---------- Extracted records

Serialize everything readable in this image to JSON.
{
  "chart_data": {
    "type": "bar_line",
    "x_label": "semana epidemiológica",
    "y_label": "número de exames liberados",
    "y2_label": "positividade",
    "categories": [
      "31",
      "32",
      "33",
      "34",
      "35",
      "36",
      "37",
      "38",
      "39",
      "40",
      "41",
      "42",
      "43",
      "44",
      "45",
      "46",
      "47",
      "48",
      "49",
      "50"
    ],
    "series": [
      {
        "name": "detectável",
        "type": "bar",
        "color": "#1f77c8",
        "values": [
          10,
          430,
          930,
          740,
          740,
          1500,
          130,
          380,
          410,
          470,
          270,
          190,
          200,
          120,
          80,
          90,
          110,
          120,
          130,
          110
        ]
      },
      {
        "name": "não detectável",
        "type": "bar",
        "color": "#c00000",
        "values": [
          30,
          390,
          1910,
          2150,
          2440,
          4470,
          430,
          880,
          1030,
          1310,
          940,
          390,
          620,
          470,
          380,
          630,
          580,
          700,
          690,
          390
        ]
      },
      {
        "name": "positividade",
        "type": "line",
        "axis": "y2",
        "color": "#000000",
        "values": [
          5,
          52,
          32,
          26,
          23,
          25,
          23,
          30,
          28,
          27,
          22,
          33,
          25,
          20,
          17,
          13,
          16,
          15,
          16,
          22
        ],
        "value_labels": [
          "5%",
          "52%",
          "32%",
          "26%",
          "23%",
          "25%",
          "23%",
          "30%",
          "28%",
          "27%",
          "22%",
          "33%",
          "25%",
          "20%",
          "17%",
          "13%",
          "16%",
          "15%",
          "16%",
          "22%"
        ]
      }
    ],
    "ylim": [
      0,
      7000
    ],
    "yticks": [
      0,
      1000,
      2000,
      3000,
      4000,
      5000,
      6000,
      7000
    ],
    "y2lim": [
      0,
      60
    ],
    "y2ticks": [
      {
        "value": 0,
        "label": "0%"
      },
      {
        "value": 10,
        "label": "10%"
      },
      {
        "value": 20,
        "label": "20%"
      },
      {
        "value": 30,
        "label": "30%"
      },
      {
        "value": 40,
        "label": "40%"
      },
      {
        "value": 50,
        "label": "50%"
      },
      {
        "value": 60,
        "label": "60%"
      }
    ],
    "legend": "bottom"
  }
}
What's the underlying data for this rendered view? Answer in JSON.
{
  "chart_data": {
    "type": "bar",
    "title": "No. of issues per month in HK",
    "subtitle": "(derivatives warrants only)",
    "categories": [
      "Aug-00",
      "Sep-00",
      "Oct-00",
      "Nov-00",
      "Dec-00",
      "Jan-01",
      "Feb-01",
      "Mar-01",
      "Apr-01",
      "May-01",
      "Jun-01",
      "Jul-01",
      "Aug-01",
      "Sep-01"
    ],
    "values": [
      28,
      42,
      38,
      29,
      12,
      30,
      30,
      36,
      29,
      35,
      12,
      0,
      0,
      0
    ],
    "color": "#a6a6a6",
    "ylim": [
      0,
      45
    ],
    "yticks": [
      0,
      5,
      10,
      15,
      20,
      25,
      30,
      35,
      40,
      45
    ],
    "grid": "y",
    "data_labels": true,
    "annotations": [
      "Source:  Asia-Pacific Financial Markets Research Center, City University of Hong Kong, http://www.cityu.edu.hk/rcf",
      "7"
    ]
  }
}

--------------------

Given task ▸
Restate the listing above word for word.

Task answer ▸
Serialize everything readable in this image to JSON.
{
  "chart_data": {
    "type": "bar_line",
    "x_label": "semana epidemiológica",
    "y_label": "número de exames liberados",
    "y2_label": "positividade",
    "categories": [
      "31",
      "32",
      "33",
      "34",
      "35",
      "36",
      "37",
      "38",
      "39",
      "40",
      "41",
      "42",
      "43",
      "44",
      "45",
      "46",
      "47",
      "48",
      "49",
      "50"
    ],
    "series": [
      {
        "name": "detectável",
        "type": "bar",
        "color": "#1f77c8",
        "values": [
          10,
          430,
          930,
          740,
          740,
          1500,
          130,
          380,
          410,
          470,
          270,
          190,
          200,
          120,
          80,
          90,
          110,
          120,
          130,
          110
        ]
      },
      {
        "name": "não detectável",
        "type": "bar",
        "color": "#c00000",
        "values": [
          30,
          390,
          1910,
          2150,
          2440,
          4470,
          430,
          880,
          1030,
          1310,
          940,
          390,
          620,
          470,
          380,
          630,
          580,
          700,
          690,
          390
        ]
      },
      {
        "name": "positividade",
        "type": "line",
        "axis": "y2",
        "color": "#000000",
        "values": [
          5,
          52,
          32,
          26,
          23,
          25,
          23,
          30,
          28,
          27,
          22,
          33,
          25,
          20,
          17,
          13,
          16,
          15,
          16,
          22
        ],
        "value_labels": [
          "5%",
          "52%",
          "32%",
          "26%",
          "23%",
          "25%",
          "23%",
          "30%",
          "28%",
          "27%",
          "22%",
          "33%",
          "25%",
          "20%",
          "17%",
          "13%",
          "16%",
          "15%",
          "16%",
          "22%"
        ]
      }
    ],
    "ylim": [
      0,
      7000
    ],
    "yticks": [
      0,
      1000,
      2000,
      3000,
      4000,
      5000,
      6000,
      7000
    ],
    "y2lim": [
      0,
      60
    ],
    "y2ticks": [
      {
        "value": 0,
        "label": "0%"
      },
      {
        "value": 10,
        "label": "10%"
      },
      {
        "value": 20,
        "label": "20%"
      },
      {
        "value": 30,
        "label": "30%"
      },
      {
        "value": 40,
        "label": "40%"
      },
      {
        "value": 50,
        "label": "50%"
      },
      {
        "value": 60,
        "label": "60%"
      }
    ],
    "legend": "bottom"
  }
}
What's the underlying data for this rendered view? Answer in JSON.
{
  "chart_data": {
    "type": "bar",
    "title": "No. of issues per month in HK",
    "subtitle": "(derivatives warrants only)",
    "categories": [
      "Aug-00",
      "Sep-00",
      "Oct-00",
      "Nov-00",
      "Dec-00",
      "Jan-01",
      "Feb-01",
      "Mar-01",
      "Apr-01",
      "May-01",
      "Jun-01",
      "Jul-01",
      "Aug-01",
      "Sep-01"
    ],
    "values": [
      28,
      42,
      38,
      29,
      12,
      30,
      30,
      36,
      29,
      35,
      12,
      0,
      0,
      0
    ],
    "color": "#a6a6a6",
    "ylim": [
      0,
      45
    ],
    "yticks": [
      0,
      5,
      10,
      15,
      20,
      25,
      30,
      35,
      40,
      45
    ],
    "grid": "y",
    "data_labels": true,
    "annotations": [
      "Source:  Asia-Pacific Financial Markets Research Center, City University of Hong Kong, http://www.cityu.edu.hk/rcf",
      "7"
    ]
  }
}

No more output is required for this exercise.